- Given records -
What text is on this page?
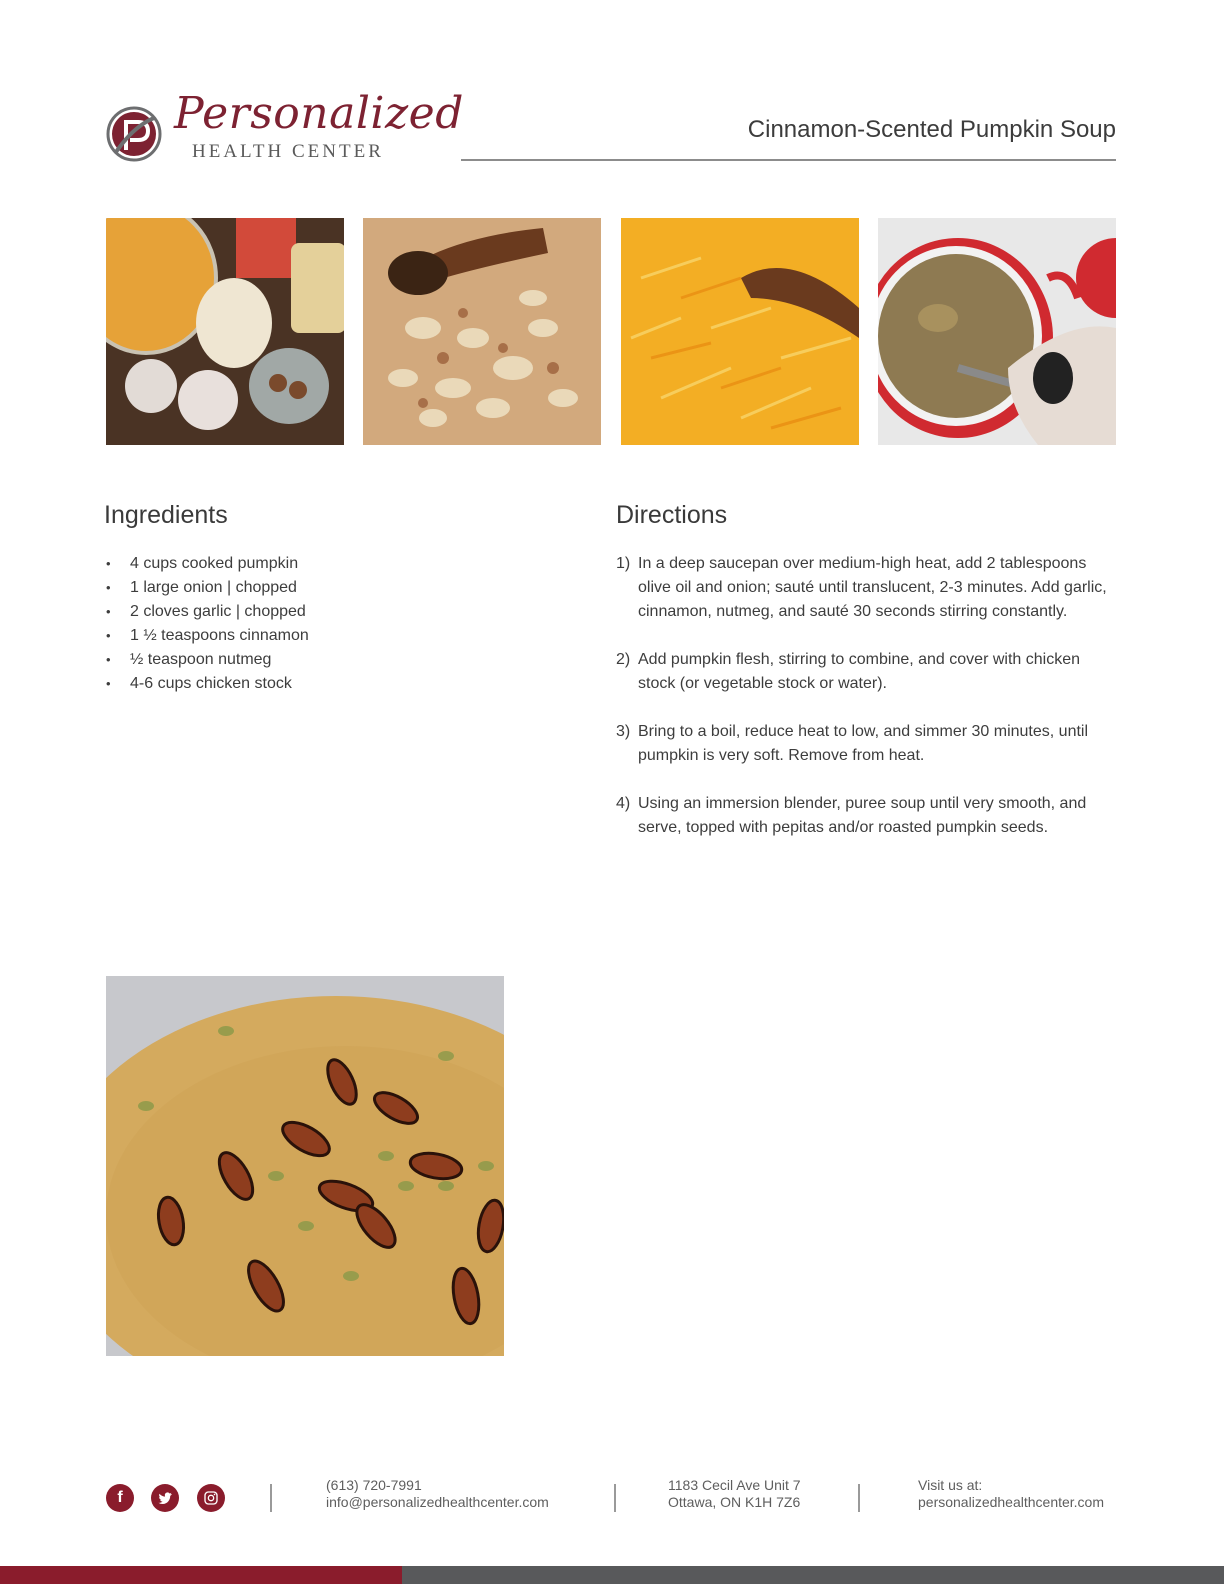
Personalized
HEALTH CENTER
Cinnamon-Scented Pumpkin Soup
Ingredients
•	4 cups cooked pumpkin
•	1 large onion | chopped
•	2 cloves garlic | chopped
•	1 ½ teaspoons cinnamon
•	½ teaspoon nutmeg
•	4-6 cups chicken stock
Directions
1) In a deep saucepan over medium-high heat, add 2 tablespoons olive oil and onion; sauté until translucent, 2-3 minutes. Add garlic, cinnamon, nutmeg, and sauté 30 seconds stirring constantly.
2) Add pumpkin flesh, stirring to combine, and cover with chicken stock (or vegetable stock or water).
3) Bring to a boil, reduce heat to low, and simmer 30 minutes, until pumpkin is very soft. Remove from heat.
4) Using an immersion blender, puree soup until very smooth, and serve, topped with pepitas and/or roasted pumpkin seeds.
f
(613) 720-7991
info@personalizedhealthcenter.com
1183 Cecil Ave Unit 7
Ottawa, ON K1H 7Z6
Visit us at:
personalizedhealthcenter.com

---

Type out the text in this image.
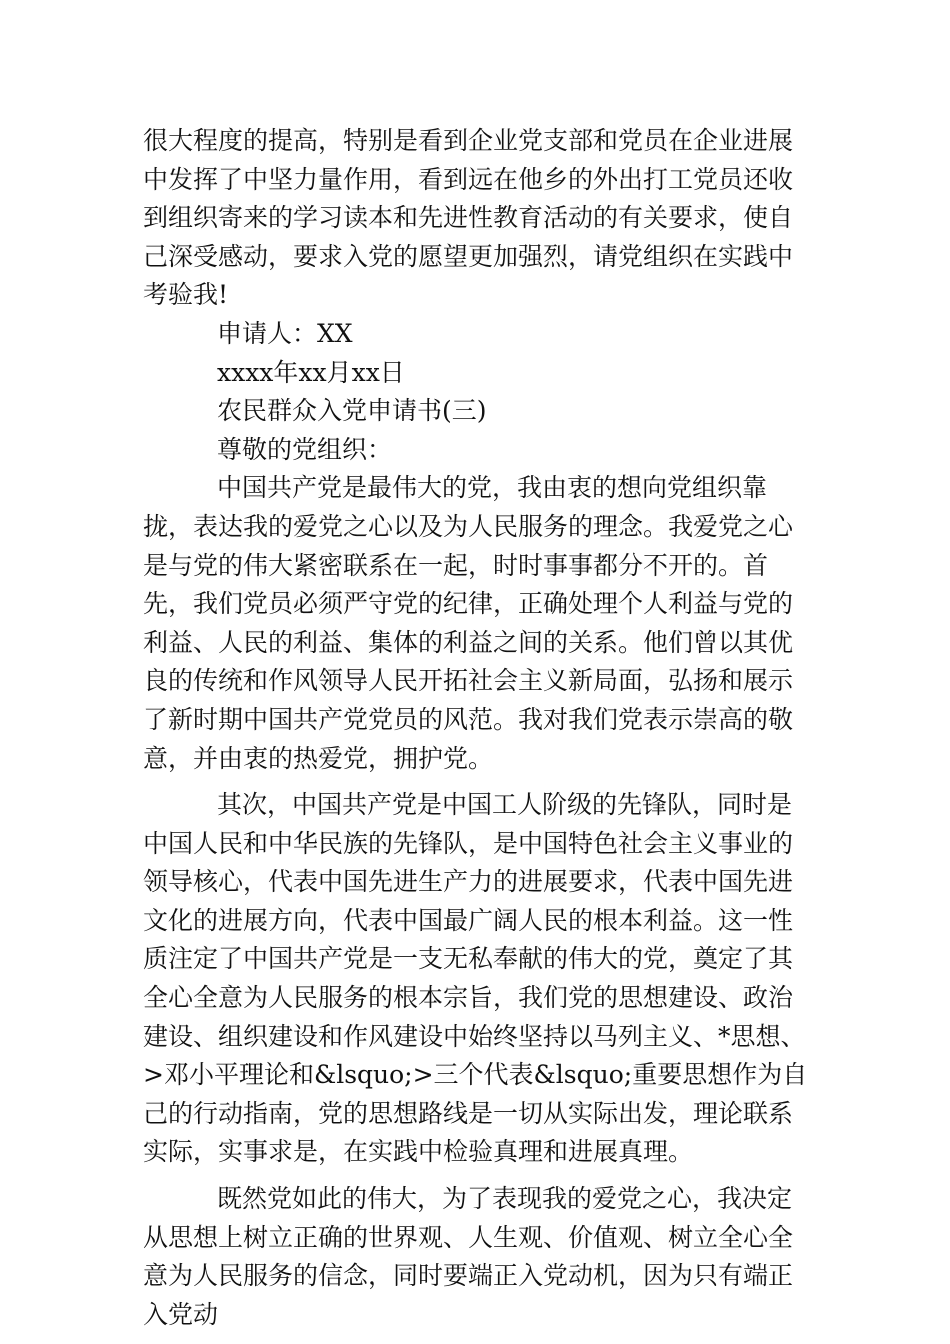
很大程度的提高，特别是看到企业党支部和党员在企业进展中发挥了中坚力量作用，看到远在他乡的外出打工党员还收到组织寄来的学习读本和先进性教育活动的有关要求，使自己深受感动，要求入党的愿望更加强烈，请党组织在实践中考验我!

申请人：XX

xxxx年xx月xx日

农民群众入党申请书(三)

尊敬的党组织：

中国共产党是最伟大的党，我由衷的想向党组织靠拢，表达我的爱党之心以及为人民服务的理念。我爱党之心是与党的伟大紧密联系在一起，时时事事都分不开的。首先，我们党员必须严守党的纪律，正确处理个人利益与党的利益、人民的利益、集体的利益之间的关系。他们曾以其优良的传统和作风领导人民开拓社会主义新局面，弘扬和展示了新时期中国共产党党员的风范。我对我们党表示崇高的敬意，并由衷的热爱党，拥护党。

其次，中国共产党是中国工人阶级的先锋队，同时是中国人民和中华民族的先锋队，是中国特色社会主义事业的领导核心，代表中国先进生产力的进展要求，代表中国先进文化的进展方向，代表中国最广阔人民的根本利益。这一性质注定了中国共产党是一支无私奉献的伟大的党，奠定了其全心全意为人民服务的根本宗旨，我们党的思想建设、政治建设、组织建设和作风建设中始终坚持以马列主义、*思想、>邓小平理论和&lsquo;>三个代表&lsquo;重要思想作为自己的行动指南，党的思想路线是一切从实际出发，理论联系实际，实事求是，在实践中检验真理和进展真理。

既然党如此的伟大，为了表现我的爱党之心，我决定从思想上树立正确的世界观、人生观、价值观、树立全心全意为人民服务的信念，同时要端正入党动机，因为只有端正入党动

- Direction -
Using the listing above, gather each line that holds the string "personalizedhealthcenter" and copy it.

- Task result -
info@personalizedhealthcenter.com
personalizedhealthcenter.com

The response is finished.